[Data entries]
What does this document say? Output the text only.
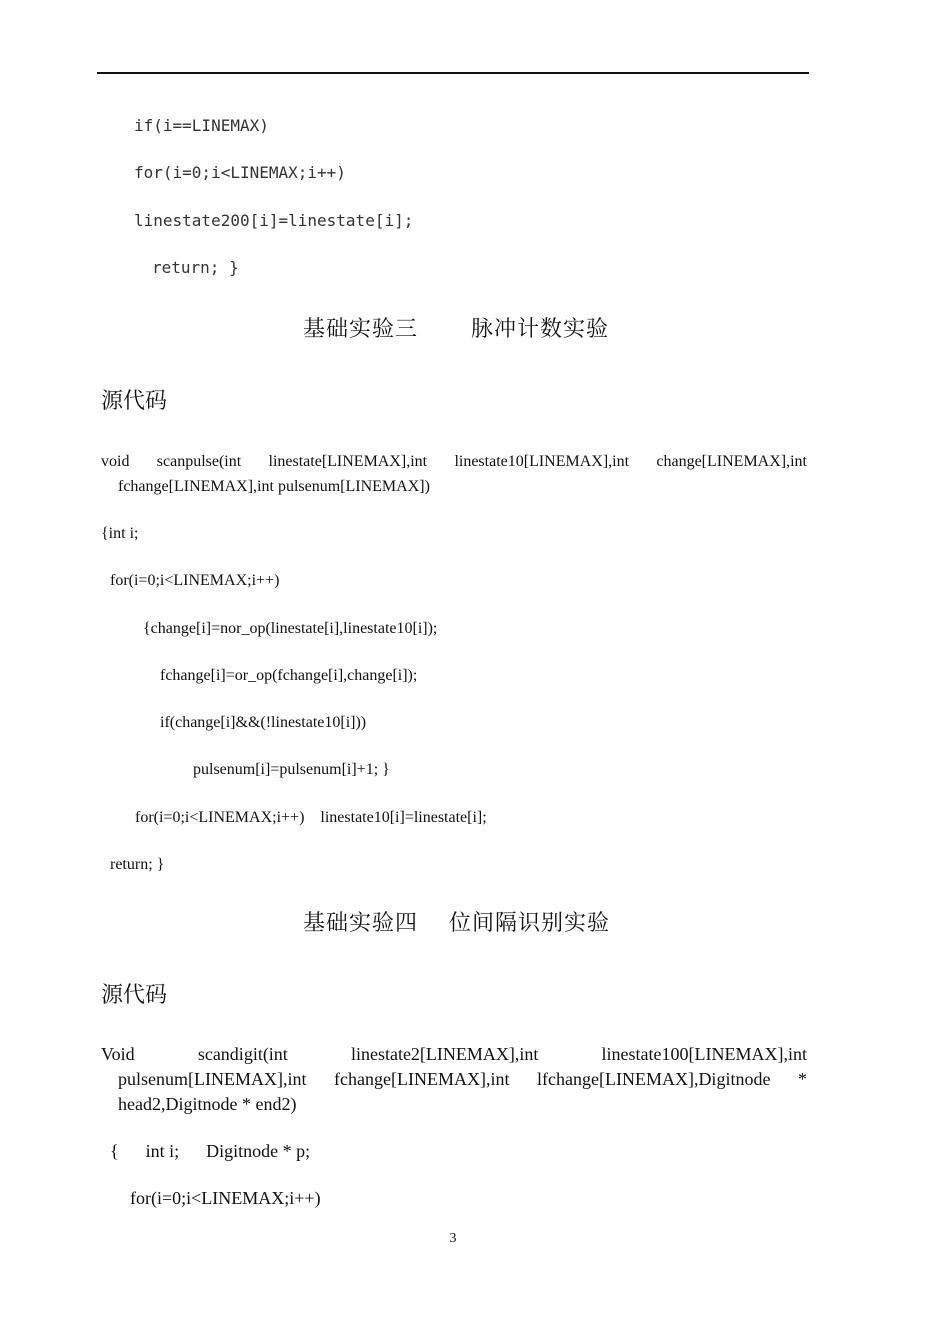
if(i==LINEMAX)
for(i=0;i<LINEMAX;i++)
linestate200[i]=linestate[i];
return; }
基础实验三 脉冲计数实验
源代码
void scanpulse(int linestate[LINEMAX],int linestate10[LINEMAX],int change[LINEMAX],int
fchange[LINEMAX],int pulsenum[LINEMAX])
{int i;
for(i=0;i<LINEMAX;i++)
{change[i]=nor_op(linestate[i],linestate10[i]);
fchange[i]=or_op(fchange[i],change[i]);
if(change[i]&&(!linestate10[i]))
pulsenum[i]=pulsenum[i]+1; }
for(i=0;i<LINEMAX;i++)    linestate10[i]=linestate[i];
return; }
基础实验四 位间隔识别实验
源代码
Void	scandigit(int	linestate2[LINEMAX],int	linestate100[LINEMAX],int
pulsenum[LINEMAX],int fchange[LINEMAX],int lfchange[LINEMAX],Digitnode *
head2,Digitnode * end2)
{      int i;      Digitnode * p;
for(i=0;i<LINEMAX;i++)
3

** Problem description **
Repeat the material above verbatim, with no pictures in the output.

** Result for this task **
What does this document say? Output the text only.
if(i==LINEMAX)
for(i=0;i<LINEMAX;i++)
linestate200[i]=linestate[i];
return; }
基础实验三 脉冲计数实验
源代码
void scanpulse(int linestate[LINEMAX],int linestate10[LINEMAX],int change[LINEMAX],int
fchange[LINEMAX],int pulsenum[LINEMAX])
{int i;
for(i=0;i<LINEMAX;i++)
{change[i]=nor_op(linestate[i],linestate10[i]);
fchange[i]=or_op(fchange[i],change[i]);
if(change[i]&&(!linestate10[i]))
pulsenum[i]=pulsenum[i]+1; }
for(i=0;i<LINEMAX;i++)    linestate10[i]=linestate[i];
return; }
基础实验四 位间隔识别实验
源代码
Void	scandigit(int	linestate2[LINEMAX],int	linestate100[LINEMAX],int
pulsenum[LINEMAX],int fchange[LINEMAX],int lfchange[LINEMAX],Digitnode *
head2,Digitnode * end2)
{      int i;      Digitnode * p;
for(i=0;i<LINEMAX;i++)
3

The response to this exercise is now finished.